Consistent Hash Principle and GroupCache Source Code Analysis

Consistent Hash is often used to alleviate the problem of large cache failures caused by scaling up and down nodes in distributed caching systems. Consistent Hash is more of a load balancing strategy than a Hash algorithm.

GroupCache is an official golang distributed cache library that includes a simple implementation of Consistent Hash. The code is available at github.com/golang/groupcache/consistenthash. This article will provide insight into the principles of Consistency Hash based on GroupCache’s Consistency Hash implementation.

This paper will focus on the following points.

the cache failure problem faced by traditional Hash-based load balancing during cluster expansion and contraction.
the principle of Consistent Hash.
how Golang’s open source library GroupCache implements Consistent Hash.

Caching problems due to cluster expansion and contraction

Let’s look at the traditional Hash-based load balancing and see what problems are encountered when the cluster is scaled up or down.

Suppose we have three cache servers, each used to cache a portion of the user’s information. The most common Hash load balancing practice is that for a given user, we can calculate the hash value of the user name or other unique information, and then divide the hash value by 3 to get the cache server corresponding to that user. This is shown in the figure below:

consistent-hash

When we need to expand or reduce the capacity of the cluster, adding or reducing some server nodes will cause large cache failures.

For example, if we need to expand a server from 3 to 4 cache servers, then the previous policy of hash(username) % 3 will be changed to hash(username) % 4. The whole load balancing policy is completely changed and there is a risk of hash failure for any user.

And once the cache fails en masse, all requests cannot hit the cache, and the client requests directly to the back-end service, the system is likely to crash.

Principle of Consistent Hash

In response to the above problem, if we use Consistent Hash as a load balancing strategy for the caching system, we can effectively alleviate the cache failure problem caused by cluster expansion and contraction.

In contrast to the direct hash modulo the target Server, Consistent Hash uses ordered Hash ring to select the target cache Server, as shown in the following figure.

Consistent Hash

For this ordered Hash ring, each node in the ring corresponds to a cache server, and each node also contains an integer value. The nodes are ordered by that integer value from smallest to largest.

For a given user, we still first compute the hash value of the user name. Then, we search the Hash ring in order of value size, from smallest to largest, and find the first node that is greater than or equal to that hash value and use it as the target cache server.

For example, we have three nodes Node-A, Node-B, and Node-C in the hash ring with values of 3, 7, and 13, respectively, and assume that for a user, the hash value of his username is 9, and the first node in the ring greater than 9 is Node-C, then Node-C is chosen as the cache server for that user. Node-C

Cache Failure Mitigation

The above is the normal use of Consistent Hash. Next, let’s see how Consistent Hash copes with the expansion and contraction of the cluster.

§ §

The tasks →
• a. Write out the stretch of the consistent hashing article from "And once the" through "smallest to largest.".
• b. According to the consistent hashing article, at what location is the GroupCache code for Consistent Hash available?
• c. Carry on writing the consistent hashing article from the point at which it stops.
The data that come next bear no relation to the consistent hashing article.

Source material →
§ §

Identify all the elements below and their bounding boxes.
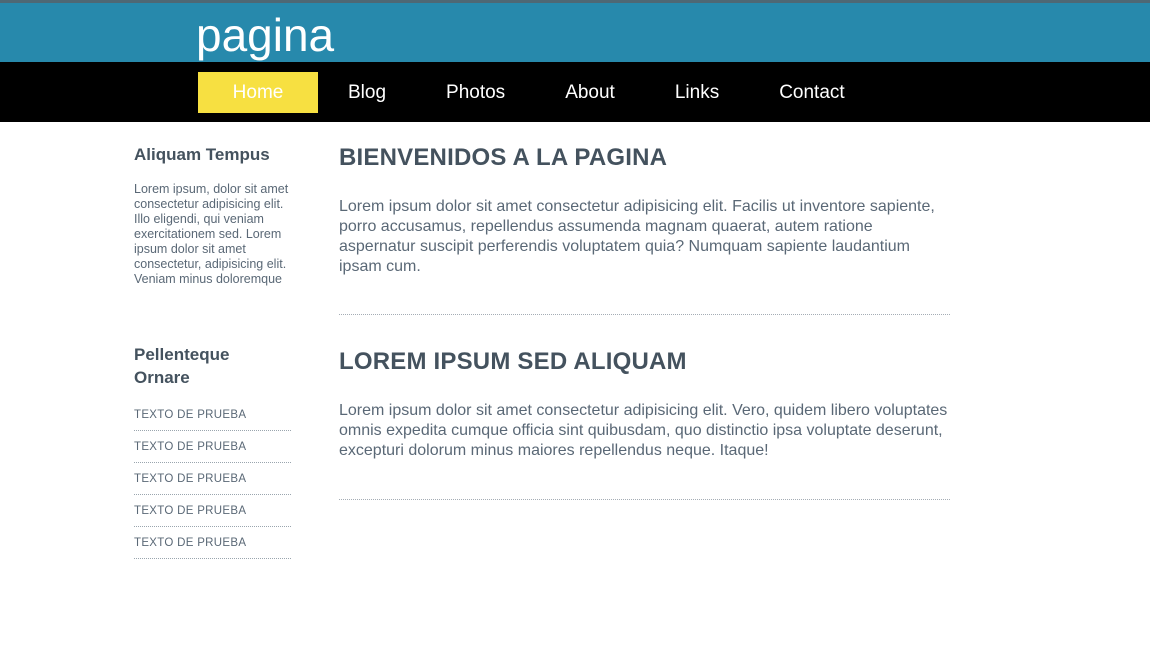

§ §

Responses for each task →
• a.
And once the cache fails en masse, all requests cannot hit the cache, and the client requests directly to the back-end service, the system is likely to crash.

Principle of Consistent Hash

In response to the above problem, if we use Consistent Hash as a load balancing strategy for the caching system, we can effectively alleviate the cache failure problem caused by cluster expansion and contraction.

In contrast to the direct hash modulo the target Server, Consistent Hash uses ordered Hash ring to select the target cache Server, as shown in the following figure.

Consistent Hash

For this ordered Hash ring, each node in the ring corresponds to a cache server, and each node also contains an integer value. The nodes are ordered by that integer value from smallest to largest.

• b. github.com/golang/groupcache/consistenthash

• c.
When we expand the cluster and add a new node New-Node, assuming the value of the node is 11, then the new ordered Hash ring is as follows.

Cache Failure Mitigation

Let’s look at the cache invalidation scenario: in this case, only the data cache with hash values between Node-B and NewNode (i.e., (7, 11]) is invalidated. This data, which was assigned to node Node-C (value 13), now needs to be migrated to the new node NewNode.

The cached data that was assigned to nodes Node-A and Node-B will not be affected in any way. The data in the range between NewNode and Node-B (i.e., (11, 13]) is assigned to Node-C. After the new node appears, this data still belongs to Node-C and will not be affected in any way.

Consistent Hash makes use of the ordered Hash ring to cleverly mitigate the cache invalidation problem caused by cluster expansion and contraction. Note that we say “mitigate” here; cache invalidation cannot be completely avoided, but its impact can be minimized.

A small problem here is that since an ordered Hash ring requires each node in it to have hold an integer value, how is this integer value obtained? The general approach is that we can use the node’s unique information to calculate its Hash value, such as hash(ip:port).

Data Skewing and Virtual Nodes

The above describes the basic process of consistent hash, so it seems that consistent hash is indeed effective as a means to mitigate cache failures.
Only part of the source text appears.